> ASSIGNMENT
Edit the Charter ruling excerpt by rewriting the stretch from "Lastly, both officers" through "Charter rights seriously.", replacing "seriousness" with "gravity".

> TEXT SHOWN

*****

 Lastly, both officers said they were aware of the Charter standards, so it cannot be said they were acting in good faith. For these reasons, I find the seriousness of the Charter-infringing conduct was high. [emphasis added]
(b) Impact of the breach on the accused’s Charter-protected interests:
 The second inquiry involves measuring the impact of the breach on the particular accused by evaluating the extent of the intrusion into protected interests, such as privacy, the right to protection against self-incrimination including the right to silence and the right to choose whether to speak to authorities. The more serious the impact, the greater the risk admission of evidence would send the message that the courts do not take Charter rights seriously.
 I do not find the breach of Mr. Hines’ Charter rights fleeting or merely technical. Firstly, Mr. Hines was detained for over six minutes before he was asked and answered the question regarding his possession of scales. During those six minutes, Mr. Hines was not free to leave and he was not given his right to counsel. [emphasis added]
 Secondly, if the officers inadvertently breached Mr. Hines’ Charter rights initially when they stopped him then they ignored, too, a second opportunity several minutes later when P.C. Smith began to ask him direct questions.
 Thirdly, I accept defence counsel’s argument that Mr. Hines’ section 8 Charter rights were also infringed by these questions, which were elements of a search (See R.v. Mellenthin, 1992 CanLII 50 (SCC),  3 S.C.R. 615 (S.C.C.) The crown attempts to argue that Mr. Hines voluntarily handed over the scales to the officers; hence, the court should not find a s. 8 violation. Officers clearly have the right to ask questions as part of investigative detention so long as the detention is brief and the person is advised immediately upon detention of their s.10(b) rights. In this case, Mr. Hines was not advised of his s. 10(b) rights, the detention was not brief, and the scales were handed over as result of the direct police questioning. [emphasis added]
 Fourthly, the officers’ conduct clearly undermined Mr. Hines’ right to silence, which he later exercised once he was advised of his Charter rights (Enroute to the station, P.C. Scarlino asked Mr. Hines for his wife’s phone number so she would know where to pick up his bike. Mr. Hines told the officer he was exercising his right to remain silent, which was against his interest regarding the safe keeping of his bike, but which clearly showed that when advised of his right to counsel/right to remain silent, Mr. Hines exercised the rights). It is reasonable to infer that had Mr. Hines been properly advised of his s. 10(b) rights he would have exercised the right. He also provided a name of a lawyer, whose office was contacted in the middle of the night and he spoke to counsel.
 Lastly, the evidence of the scale would not have been discovered independent of the breach. Police had no grounds to arrest Mr. Hines and hence no grounds to search him incident to an arrest; and nothing Mr. Hines did or said elevated police safety concerns.

*****

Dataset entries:
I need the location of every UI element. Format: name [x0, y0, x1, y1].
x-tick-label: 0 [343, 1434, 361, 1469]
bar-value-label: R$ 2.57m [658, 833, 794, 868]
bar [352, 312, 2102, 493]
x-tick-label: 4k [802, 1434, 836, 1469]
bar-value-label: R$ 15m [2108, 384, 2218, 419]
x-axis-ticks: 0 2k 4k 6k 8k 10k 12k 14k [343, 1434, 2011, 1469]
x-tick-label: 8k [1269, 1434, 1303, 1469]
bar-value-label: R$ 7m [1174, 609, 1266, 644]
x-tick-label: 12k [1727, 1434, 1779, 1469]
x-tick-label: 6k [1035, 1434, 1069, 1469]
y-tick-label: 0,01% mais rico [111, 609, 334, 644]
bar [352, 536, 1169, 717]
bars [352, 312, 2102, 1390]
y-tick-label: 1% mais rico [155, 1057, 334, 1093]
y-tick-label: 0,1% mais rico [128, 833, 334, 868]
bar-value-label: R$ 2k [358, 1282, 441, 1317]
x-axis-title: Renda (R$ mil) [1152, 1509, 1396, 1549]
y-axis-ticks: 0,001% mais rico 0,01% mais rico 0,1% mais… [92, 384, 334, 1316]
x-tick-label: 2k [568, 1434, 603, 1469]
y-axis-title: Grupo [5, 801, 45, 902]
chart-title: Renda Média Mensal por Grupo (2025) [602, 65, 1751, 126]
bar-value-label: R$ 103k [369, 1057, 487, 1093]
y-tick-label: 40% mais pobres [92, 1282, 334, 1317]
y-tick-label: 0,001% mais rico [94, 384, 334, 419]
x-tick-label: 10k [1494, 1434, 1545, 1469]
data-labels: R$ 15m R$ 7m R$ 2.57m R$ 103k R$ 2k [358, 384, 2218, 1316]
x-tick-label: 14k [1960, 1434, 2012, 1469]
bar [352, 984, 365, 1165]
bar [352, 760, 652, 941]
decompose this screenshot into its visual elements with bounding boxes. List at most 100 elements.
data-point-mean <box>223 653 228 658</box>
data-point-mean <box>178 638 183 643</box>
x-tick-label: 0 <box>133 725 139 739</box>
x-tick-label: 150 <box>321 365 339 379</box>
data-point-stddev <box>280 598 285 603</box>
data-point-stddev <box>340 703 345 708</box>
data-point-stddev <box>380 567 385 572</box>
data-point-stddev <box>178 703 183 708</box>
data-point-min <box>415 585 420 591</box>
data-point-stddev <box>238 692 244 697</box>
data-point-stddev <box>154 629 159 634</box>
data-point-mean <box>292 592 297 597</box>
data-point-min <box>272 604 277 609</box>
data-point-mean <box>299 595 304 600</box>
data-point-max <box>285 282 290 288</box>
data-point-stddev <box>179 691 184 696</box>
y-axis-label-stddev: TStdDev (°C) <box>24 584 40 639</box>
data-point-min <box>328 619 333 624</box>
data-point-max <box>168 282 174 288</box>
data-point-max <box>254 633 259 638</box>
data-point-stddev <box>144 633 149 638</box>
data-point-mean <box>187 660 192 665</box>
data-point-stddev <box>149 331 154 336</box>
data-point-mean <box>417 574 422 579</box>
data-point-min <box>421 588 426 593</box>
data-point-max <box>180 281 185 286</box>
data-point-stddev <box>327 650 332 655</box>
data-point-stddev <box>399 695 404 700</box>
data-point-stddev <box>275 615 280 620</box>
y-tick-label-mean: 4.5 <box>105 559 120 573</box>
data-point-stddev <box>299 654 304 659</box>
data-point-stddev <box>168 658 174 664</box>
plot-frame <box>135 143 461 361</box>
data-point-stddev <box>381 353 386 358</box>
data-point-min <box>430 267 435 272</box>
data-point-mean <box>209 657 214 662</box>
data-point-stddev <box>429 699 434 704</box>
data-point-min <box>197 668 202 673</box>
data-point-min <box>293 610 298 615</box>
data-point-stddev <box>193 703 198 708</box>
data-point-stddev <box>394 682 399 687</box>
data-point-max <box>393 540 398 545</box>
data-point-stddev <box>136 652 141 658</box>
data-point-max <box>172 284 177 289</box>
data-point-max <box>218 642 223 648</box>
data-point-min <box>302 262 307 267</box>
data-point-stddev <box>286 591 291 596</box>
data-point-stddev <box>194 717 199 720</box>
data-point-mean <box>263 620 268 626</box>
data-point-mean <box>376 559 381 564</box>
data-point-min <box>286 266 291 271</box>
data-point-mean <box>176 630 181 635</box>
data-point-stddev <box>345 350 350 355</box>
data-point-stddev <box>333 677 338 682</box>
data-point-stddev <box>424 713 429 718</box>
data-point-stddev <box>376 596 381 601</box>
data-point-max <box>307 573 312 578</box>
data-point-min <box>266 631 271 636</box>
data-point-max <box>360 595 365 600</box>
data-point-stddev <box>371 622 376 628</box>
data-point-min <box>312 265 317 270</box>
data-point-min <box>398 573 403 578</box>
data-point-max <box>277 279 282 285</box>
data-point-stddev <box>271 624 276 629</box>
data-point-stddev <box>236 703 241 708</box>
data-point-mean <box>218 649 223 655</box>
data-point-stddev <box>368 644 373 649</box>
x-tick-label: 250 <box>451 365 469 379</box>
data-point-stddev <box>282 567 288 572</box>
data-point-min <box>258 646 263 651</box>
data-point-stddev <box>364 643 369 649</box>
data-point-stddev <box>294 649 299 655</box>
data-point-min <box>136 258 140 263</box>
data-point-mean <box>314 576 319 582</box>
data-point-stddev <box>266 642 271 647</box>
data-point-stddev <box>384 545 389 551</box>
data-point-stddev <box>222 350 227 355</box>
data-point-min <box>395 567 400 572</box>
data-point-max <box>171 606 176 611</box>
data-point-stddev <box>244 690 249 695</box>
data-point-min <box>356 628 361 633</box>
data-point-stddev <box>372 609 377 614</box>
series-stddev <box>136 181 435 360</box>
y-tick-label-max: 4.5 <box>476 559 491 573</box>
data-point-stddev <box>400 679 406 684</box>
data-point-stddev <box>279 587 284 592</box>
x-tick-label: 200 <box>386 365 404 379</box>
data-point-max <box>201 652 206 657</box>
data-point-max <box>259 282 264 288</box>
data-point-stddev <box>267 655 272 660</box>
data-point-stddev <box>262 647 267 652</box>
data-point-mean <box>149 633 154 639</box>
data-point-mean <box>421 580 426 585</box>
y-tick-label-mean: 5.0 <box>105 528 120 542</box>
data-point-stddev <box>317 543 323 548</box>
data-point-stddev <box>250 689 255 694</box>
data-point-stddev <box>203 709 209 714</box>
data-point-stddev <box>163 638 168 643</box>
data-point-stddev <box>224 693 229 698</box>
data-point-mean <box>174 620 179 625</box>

*****

> WRITTEN SOLUTION
Lastly, both officers said they were aware of the Charter standards, so it cannot be said they were acting in good faith. For these reasons, I find the gravity of the Charter-infringing conduct was high. [emphasis added]
(b) Impact of the breach on the accused’s Charter-protected interests:
 The second inquiry involves measuring the impact of the breach on the particular accused by evaluating the extent of the intrusion into protected interests, such as privacy, the right to protection against self-incrimination including the right to silence and the right to choose whether to speak to authorities. The more serious the impact, the greater the risk admission of evidence would send the message that the courts do not take Charter rights seriously.